▶ Text shown
╔══

Jeff Kern is a partner in the Governmental Practice and serves as a Managing Partner of Sheppard Mullin’s New York office. Jeff also heads the firm’s Securities Enforcement & Litigation Team and is a charter member of the Blockchain & Digital Assets Team.
Jeff's practice encompasses white collar defense, securities and insurance regulation, compliance, and litigation as well as internal investigations. He represents broker-dealers and associated individuals who are the focus of SEC, FINRA and other regulatory investigations and provides guidance in the FINRA membership application and business expansion process. He has particular expertise with SRO litigation, corporate investigations and investigative testimony. He also has experience assisting broker-dealers obtain approval to conduct a digital assets business.
In addition, Jeff is a seasoned litigator who has conducted over 70 trials and SRO disciplinary hearings. He has also conducted numerous criminal, regulatory and private sector investigations, including those involving bank, securities and immigration fraud, tax evasion, the False Claims Act, asset forfeiture, wage and hour violations, and Food & Drug Administration compliance. His practice also encompasses government and regulatory subpoena response. He speaks frequently on litigation and investigative strategy and has appeared numerous times in print and on network television as a legal commentator.
Before joining Sheppard Mullin, Jeff served as Senior Regional Counsel in FINRA's Department of Enforcement and Senior Trial Counsel in the New York Stock Exchange Enforcement Division. In both positions, he investigated and prosecuted violations of NYSE, NASD, FINRA and SEC rules and federal securities laws. His work at the NYSE and FINRA included investigations, trials and appeals involving Rule 10b-5 fraud, insider trading, market manipulation, mutual fund switching, supervision, research, advertising, private placements, anti-money laundering, financial reporting, sales practice violations, outside business, conversion, and trading improprieties committed on the Exchange Floor.

╚══

▶ Supplied material

╔══

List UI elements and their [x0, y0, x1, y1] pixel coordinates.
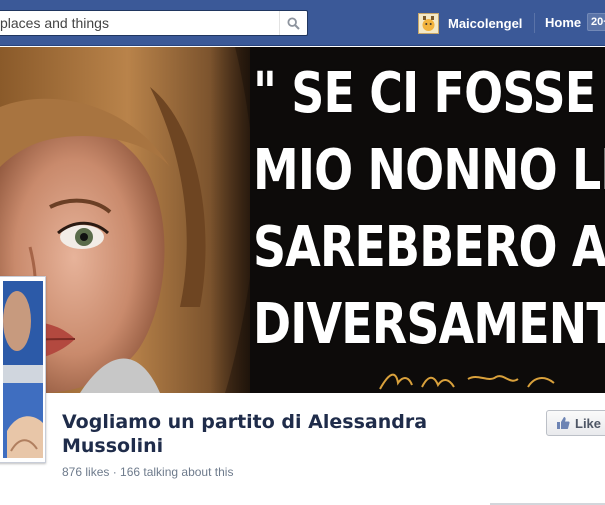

╚══

▶ Your objective
In the profile of Jeff Kern, which two positions did he hold before joining Sheppard Mullin?

▶ Solution
Senior Regional Counsel in FINRA's Department of Enforcement and Senior Trial Counsel in the New York Stock Exchange Enforcement Division.